═══ Data for the task

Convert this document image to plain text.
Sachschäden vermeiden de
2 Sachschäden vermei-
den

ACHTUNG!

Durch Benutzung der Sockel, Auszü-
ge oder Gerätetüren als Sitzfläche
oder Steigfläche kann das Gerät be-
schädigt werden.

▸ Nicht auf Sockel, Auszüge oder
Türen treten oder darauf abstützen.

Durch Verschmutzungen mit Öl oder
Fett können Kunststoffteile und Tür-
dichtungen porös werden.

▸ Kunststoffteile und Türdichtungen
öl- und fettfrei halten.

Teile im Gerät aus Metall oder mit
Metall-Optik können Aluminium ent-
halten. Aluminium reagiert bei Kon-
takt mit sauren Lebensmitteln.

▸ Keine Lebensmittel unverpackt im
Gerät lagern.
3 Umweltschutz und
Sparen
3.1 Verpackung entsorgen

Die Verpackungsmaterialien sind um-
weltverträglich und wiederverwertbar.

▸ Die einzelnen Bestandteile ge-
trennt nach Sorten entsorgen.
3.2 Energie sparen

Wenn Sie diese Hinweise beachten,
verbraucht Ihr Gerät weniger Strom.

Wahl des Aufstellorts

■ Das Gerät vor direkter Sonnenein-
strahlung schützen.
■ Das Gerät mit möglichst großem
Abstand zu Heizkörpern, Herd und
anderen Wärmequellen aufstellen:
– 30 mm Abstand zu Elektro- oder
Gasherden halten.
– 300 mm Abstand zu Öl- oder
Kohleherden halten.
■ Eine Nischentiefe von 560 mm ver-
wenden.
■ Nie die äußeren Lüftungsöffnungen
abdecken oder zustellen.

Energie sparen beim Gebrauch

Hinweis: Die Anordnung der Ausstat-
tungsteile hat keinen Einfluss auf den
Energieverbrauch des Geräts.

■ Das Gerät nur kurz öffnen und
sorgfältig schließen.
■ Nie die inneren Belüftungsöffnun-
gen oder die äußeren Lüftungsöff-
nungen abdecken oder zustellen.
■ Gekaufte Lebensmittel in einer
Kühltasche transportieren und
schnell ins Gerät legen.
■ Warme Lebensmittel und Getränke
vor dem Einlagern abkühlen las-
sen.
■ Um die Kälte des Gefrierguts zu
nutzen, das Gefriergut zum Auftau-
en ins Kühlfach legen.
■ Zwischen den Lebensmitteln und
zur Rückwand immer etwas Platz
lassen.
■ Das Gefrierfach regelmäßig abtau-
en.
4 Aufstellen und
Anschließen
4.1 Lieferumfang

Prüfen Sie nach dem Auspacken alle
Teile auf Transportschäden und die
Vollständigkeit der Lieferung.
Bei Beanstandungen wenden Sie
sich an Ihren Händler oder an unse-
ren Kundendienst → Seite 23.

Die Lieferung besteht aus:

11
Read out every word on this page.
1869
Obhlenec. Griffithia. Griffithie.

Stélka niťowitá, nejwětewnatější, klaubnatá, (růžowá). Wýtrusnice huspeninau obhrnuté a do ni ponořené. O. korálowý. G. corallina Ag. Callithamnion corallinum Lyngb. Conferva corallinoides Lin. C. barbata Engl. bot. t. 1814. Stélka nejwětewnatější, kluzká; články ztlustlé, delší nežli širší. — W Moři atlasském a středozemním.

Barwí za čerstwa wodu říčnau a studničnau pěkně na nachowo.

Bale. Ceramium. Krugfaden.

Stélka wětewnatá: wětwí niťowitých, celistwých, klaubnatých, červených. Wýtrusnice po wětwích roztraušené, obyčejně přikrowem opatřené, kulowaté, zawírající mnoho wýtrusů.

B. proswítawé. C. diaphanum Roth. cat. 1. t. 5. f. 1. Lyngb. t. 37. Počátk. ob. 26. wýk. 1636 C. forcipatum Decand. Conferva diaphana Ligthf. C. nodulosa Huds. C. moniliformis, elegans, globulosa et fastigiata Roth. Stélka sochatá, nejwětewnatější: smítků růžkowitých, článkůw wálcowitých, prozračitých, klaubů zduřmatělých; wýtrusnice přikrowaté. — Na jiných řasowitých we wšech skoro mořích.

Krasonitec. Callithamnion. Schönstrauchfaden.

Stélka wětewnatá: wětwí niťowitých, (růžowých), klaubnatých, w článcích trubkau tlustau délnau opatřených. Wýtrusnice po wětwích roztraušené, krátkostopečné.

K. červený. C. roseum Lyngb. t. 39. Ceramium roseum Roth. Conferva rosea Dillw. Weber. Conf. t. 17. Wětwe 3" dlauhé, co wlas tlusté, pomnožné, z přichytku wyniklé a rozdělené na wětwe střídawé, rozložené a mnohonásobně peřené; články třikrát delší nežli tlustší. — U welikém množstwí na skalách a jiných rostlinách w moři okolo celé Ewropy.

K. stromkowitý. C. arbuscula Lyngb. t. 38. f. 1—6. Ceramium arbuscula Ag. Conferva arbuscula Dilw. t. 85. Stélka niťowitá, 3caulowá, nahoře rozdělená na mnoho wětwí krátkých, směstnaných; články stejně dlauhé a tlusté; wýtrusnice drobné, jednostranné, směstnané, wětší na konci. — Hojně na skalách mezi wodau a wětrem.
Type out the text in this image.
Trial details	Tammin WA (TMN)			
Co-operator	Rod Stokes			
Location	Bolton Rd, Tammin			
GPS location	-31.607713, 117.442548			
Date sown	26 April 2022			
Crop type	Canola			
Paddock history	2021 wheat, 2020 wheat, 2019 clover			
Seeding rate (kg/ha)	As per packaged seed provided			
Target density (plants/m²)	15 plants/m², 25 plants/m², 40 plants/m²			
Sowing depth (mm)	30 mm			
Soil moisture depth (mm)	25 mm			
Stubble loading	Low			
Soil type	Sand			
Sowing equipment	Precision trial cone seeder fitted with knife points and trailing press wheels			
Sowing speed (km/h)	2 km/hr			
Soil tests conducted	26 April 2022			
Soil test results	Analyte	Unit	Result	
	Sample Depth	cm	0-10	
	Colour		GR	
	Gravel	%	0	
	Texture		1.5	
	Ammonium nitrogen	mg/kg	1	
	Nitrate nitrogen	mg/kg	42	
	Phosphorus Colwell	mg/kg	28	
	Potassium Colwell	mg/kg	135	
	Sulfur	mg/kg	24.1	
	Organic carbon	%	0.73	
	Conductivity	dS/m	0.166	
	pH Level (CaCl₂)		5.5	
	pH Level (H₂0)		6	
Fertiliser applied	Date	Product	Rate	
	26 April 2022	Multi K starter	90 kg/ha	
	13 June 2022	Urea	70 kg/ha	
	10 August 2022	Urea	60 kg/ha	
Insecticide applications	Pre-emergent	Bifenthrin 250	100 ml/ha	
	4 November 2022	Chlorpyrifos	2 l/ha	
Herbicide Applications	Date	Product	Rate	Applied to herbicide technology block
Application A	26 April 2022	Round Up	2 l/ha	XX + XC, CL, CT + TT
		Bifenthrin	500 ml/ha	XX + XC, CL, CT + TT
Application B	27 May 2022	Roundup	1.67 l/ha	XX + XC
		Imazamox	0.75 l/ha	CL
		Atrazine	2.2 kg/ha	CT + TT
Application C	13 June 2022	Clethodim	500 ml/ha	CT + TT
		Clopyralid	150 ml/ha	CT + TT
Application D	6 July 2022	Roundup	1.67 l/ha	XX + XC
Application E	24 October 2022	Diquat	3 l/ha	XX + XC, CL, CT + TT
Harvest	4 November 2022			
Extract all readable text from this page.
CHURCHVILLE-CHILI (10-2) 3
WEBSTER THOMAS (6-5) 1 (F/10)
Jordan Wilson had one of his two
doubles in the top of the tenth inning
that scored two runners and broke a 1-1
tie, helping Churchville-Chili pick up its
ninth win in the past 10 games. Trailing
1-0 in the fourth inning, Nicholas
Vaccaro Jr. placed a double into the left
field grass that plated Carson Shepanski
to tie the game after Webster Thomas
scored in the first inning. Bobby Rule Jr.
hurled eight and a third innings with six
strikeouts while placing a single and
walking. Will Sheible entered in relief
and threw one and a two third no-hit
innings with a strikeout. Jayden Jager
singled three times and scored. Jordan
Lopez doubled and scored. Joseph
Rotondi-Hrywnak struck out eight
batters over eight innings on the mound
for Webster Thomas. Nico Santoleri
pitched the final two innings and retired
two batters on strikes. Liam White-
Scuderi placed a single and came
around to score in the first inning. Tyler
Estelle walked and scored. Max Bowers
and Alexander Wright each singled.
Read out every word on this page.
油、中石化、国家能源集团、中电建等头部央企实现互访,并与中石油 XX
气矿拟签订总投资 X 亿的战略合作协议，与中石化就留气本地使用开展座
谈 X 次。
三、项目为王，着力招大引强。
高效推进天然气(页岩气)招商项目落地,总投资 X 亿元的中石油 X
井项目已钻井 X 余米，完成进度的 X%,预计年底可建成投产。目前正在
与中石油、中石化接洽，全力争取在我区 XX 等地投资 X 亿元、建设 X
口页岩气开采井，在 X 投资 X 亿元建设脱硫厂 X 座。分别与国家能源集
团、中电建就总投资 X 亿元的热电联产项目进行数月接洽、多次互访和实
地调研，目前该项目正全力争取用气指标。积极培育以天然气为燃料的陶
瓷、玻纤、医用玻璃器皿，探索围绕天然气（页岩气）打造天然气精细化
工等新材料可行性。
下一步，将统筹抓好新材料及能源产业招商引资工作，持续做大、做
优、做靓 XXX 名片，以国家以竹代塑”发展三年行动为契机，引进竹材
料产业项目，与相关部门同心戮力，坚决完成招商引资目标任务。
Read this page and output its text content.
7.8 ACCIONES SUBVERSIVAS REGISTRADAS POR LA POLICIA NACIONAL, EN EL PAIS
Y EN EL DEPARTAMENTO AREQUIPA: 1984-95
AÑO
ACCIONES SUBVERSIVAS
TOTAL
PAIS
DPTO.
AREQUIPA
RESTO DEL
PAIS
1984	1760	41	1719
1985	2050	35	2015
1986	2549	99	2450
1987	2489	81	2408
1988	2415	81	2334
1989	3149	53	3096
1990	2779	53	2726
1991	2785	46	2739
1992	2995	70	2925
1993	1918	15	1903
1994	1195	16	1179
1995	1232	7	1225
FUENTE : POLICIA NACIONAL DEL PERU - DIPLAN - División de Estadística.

══════

:: Problem description ::
Lines that hold "image" are the ones to copy; find all of them.

:: Answer to this exercise ::
Convert this document image to plain text.
Type out the text in this image.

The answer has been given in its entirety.